■ Directive ■
Scan the material that follows. Copy every line containing the word "ПРИП".

(Dataset records)

----

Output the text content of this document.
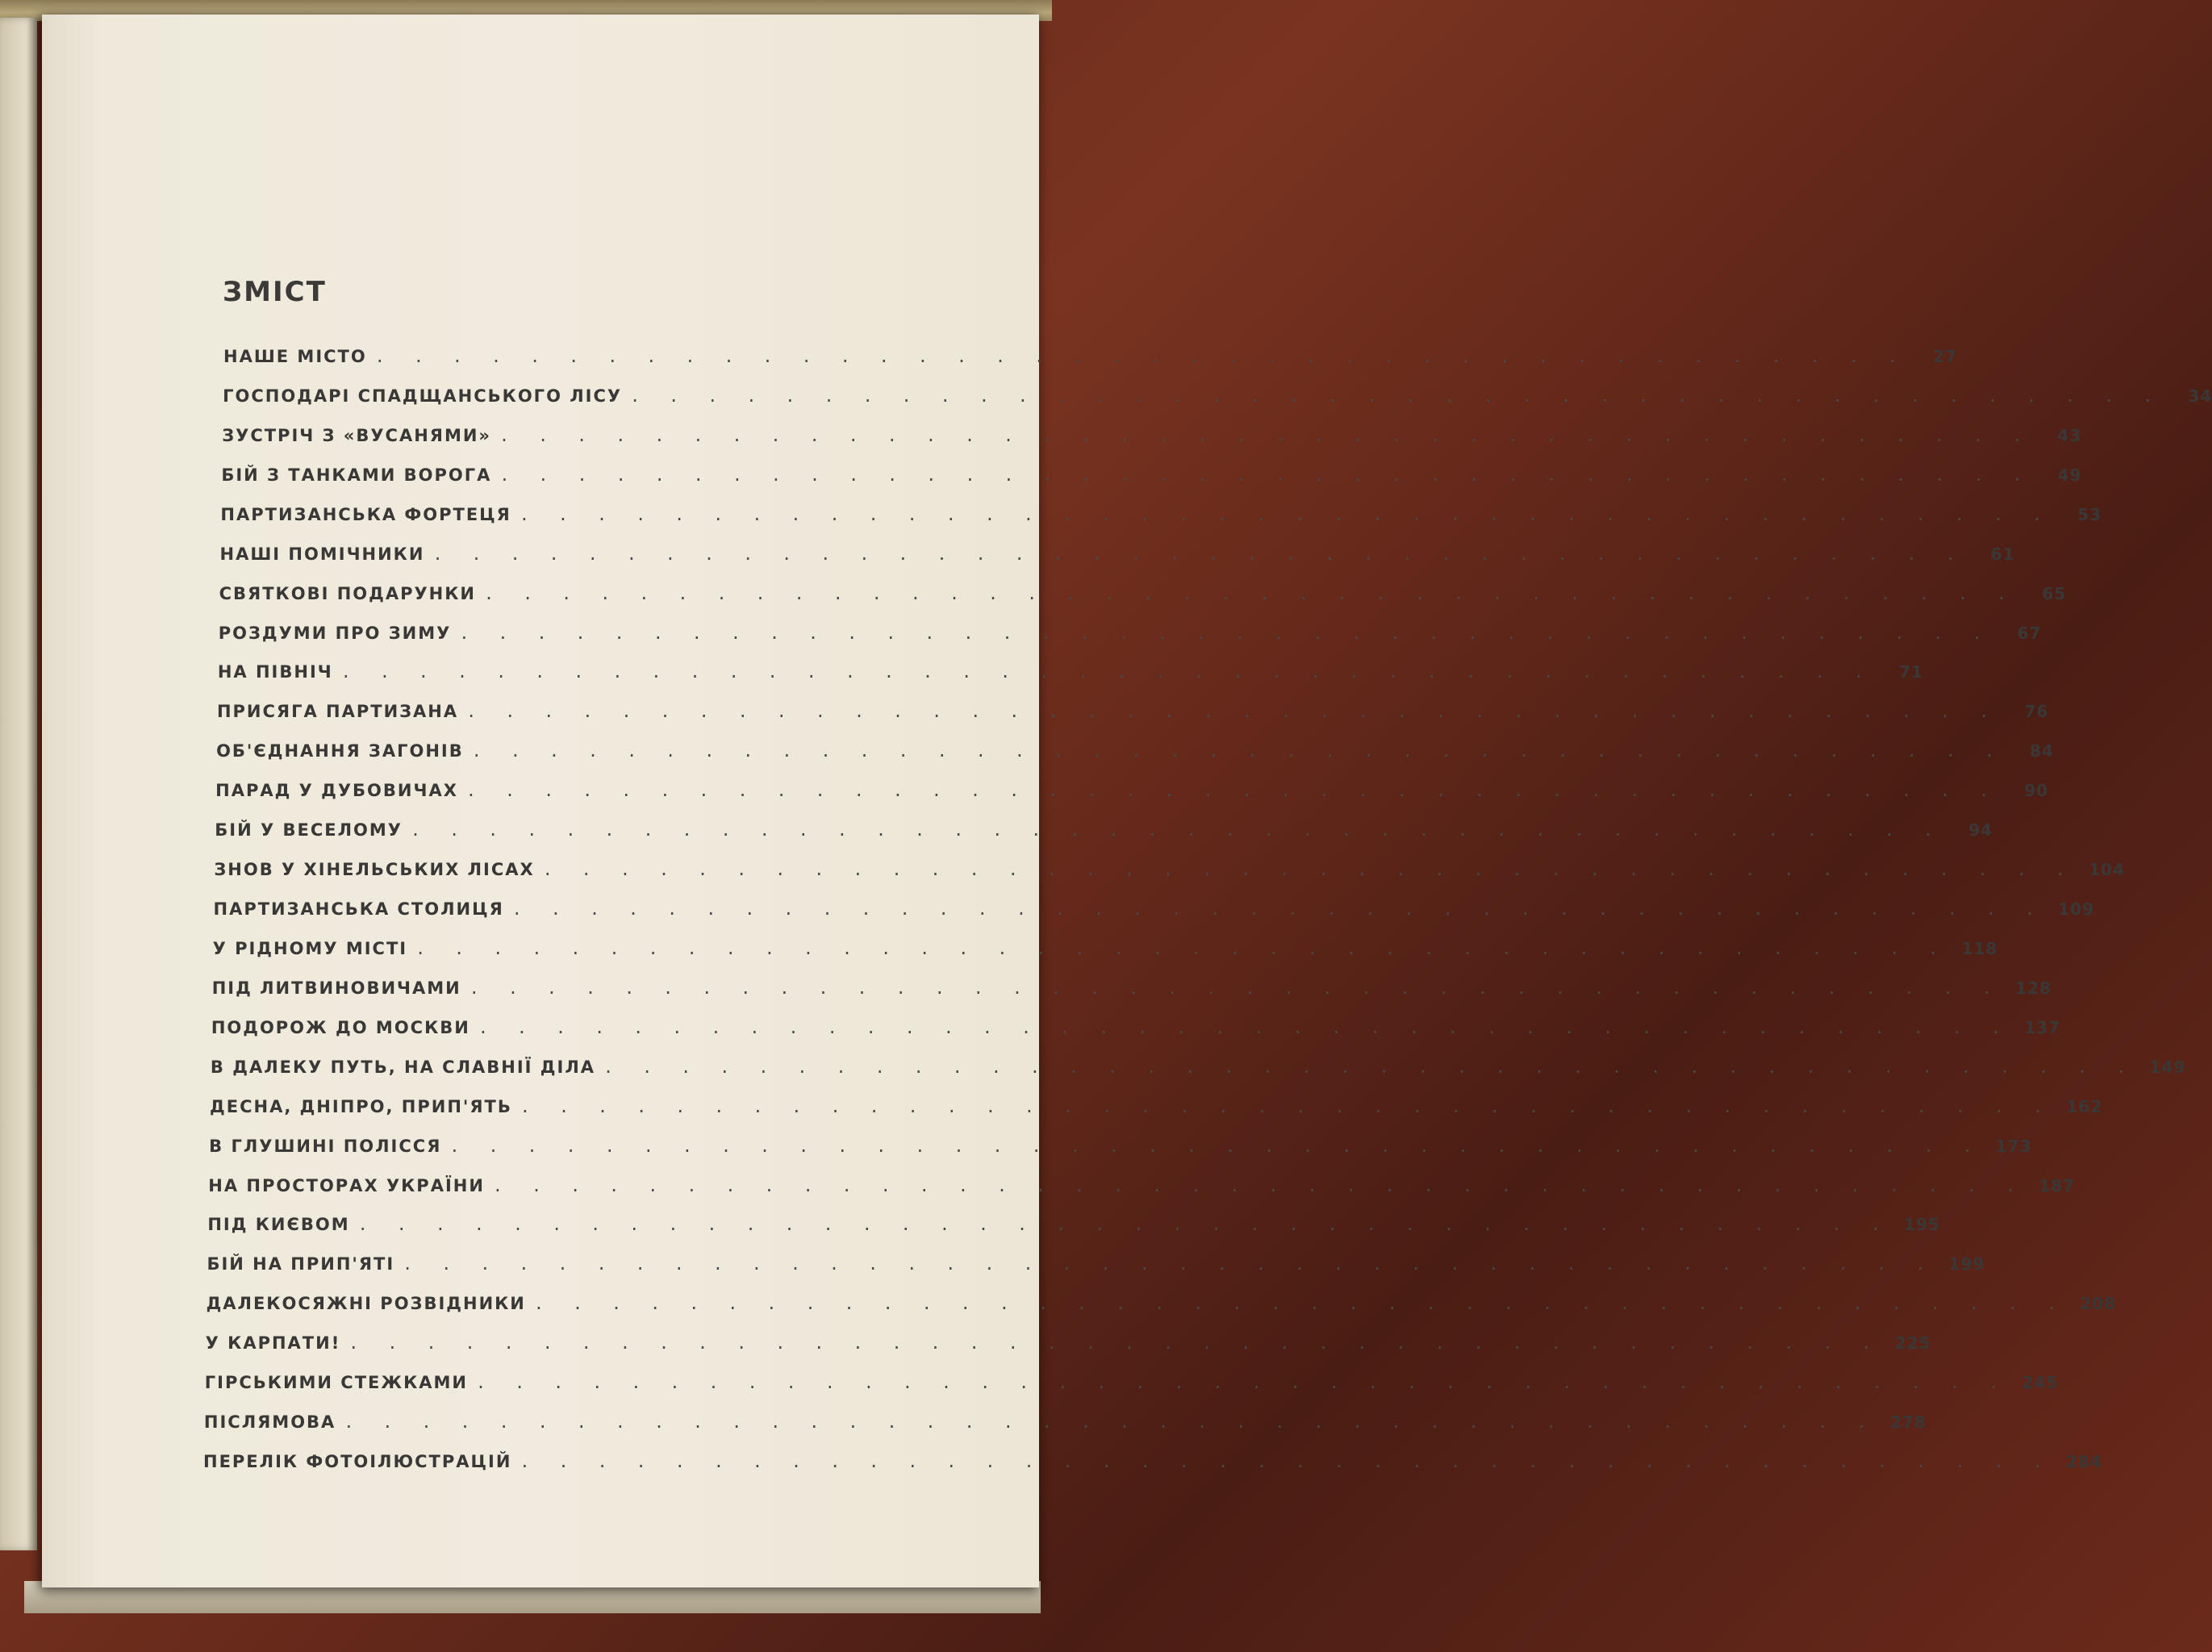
ЗМІСТ
НАШЕ МІСТО . . . . . . . . . . . . . . . . . . . . . . . . . . . . . . . . . . . . . . . .	27
ГОСПОДАРІ СПАДЩАНСЬКОГО ЛІСУ . . . . . . . . . . . . . . . . . . . . . . . . . . . . . . . . . . . . . . . .	34
ЗУСТРІЧ З «ВУСАНЯМИ» . . . . . . . . . . . . . . . . . . . . . . . . . . . . . . . . . . . . . . . .	43
БІЙ З ТАНКАМИ ВОРОГА . . . . . . . . . . . . . . . . . . . . . . . . . . . . . . . . . . . . . . . .	49
ПАРТИЗАНСЬКА ФОРТЕЦЯ . . . . . . . . . . . . . . . . . . . . . . . . . . . . . . . . . . . . . . . .	53
НАШІ ПОМІЧНИКИ . . . . . . . . . . . . . . . . . . . . . . . . . . . . . . . . . . . . . . . .	61
СВЯТКОВІ ПОДАРУНКИ . . . . . . . . . . . . . . . . . . . . . . . . . . . . . . . . . . . . . . . .	65
РОЗДУМИ ПРО ЗИМУ . . . . . . . . . . . . . . . . . . . . . . . . . . . . . . . . . . . . . . . .	67
НА ПІВНІЧ . . . . . . . . . . . . . . . . . . . . . . . . . . . . . . . . . . . . . . . .	71
ПРИСЯГА ПАРТИЗАНА . . . . . . . . . . . . . . . . . . . . . . . . . . . . . . . . . . . . . . . .	76
ОБ'ЄДНАННЯ ЗАГОНІВ . . . . . . . . . . . . . . . . . . . . . . . . . . . . . . . . . . . . . . . .	84
ПАРАД У ДУБОВИЧАХ . . . . . . . . . . . . . . . . . . . . . . . . . . . . . . . . . . . . . . . .	90
БІЙ У ВЕСЕЛОМУ . . . . . . . . . . . . . . . . . . . . . . . . . . . . . . . . . . . . . . . .	94
ЗНОВ У ХІНЕЛЬСЬКИХ ЛІСАХ . . . . . . . . . . . . . . . . . . . . . . . . . . . . . . . . . . . . . . . . 104
ПАРТИЗАНСЬКА СТОЛИЦЯ . . . . . . . . . . . . . . . . . . . . . . . . . . . . . . . . . . . . . . . . 109
У РІДНОМУ МІСТІ . . . . . . . . . . . . . . . . . . . . . . . . . . . . . . . . . . . . . . . . 118
ПІД ЛИТВИНОВИЧАМИ . . . . . . . . . . . . . . . . . . . . . . . . . . . . . . . . . . . . . . . . 128
ПОДОРОЖ ДО МОСКВИ . . . . . . . . . . . . . . . . . . . . . . . . . . . . . . . . . . . . . . . . 137
В ДАЛЕКУ ПУТЬ, НА СЛАВНІЇ ДІЛА . . . . . . . . . . . . . . . . . . . . . . . . . . . . . . . . . . . . . . . . 149
ДЕСНА, ДНІПРО, ПРИП'ЯТЬ . . . . . . . . . . . . . . . . . . . . . . . . . . . . . . . . . . . . . . . . 162
В ГЛУШИНІ ПОЛІССЯ . . . . . . . . . . . . . . . . . . . . . . . . . . . . . . . . . . . . . . . . 173
НА ПРОСТОРАХ УКРАЇНИ . . . . . . . . . . . . . . . . . . . . . . . . . . . . . . . . . . . . . . . . 187
ПІД КИЄВОМ . . . . . . . . . . . . . . . . . . . . . . . . . . . . . . . . . . . . . . . . 195
БІЙ НА ПРИП'ЯТІ . . . . . . . . . . . . . . . . . . . . . . . . . . . . . . . . . . . . . . . . 199
ДАЛЕКОСЯЖНІ РОЗВІДНИКИ . . . . . . . . . . . . . . . . . . . . . . . . . . . . . . . . . . . . . . . . 208
У КАРПАТИ! . . . . . . . . . . . . . . . . . . . . . . . . . . . . . . . . . . . . . . . . 225
ГІРСЬКИМИ СТЕЖКАМИ . . . . . . . . . . . . . . . . . . . . . . . . . . . . . . . . . . . . . . . . 245
ПІСЛЯМОВА . . . . . . . . . . . . . . . . . . . . . . . . . . . . . . . . . . . . . . . . 278
ПЕРЕЛІК ФОТОІЛЮСТРАЦІЙ . . . . . . . . . . . . . . . . . . . . . . . . . . . . . . . . . . . . . . . . 284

----

■ Task answer ■
ДЕСНА, ДНІПРО, ПРИП'ЯТЬ . . . . . . . . . . . . . . . . . . . . . . . . . . . . . . . . . . . . . . . . 162
БІЙ НА ПРИП'ЯТІ . . . . . . . . . . . . . . . . . . . . . . . . . . . . . . . . . . . . . . . . 199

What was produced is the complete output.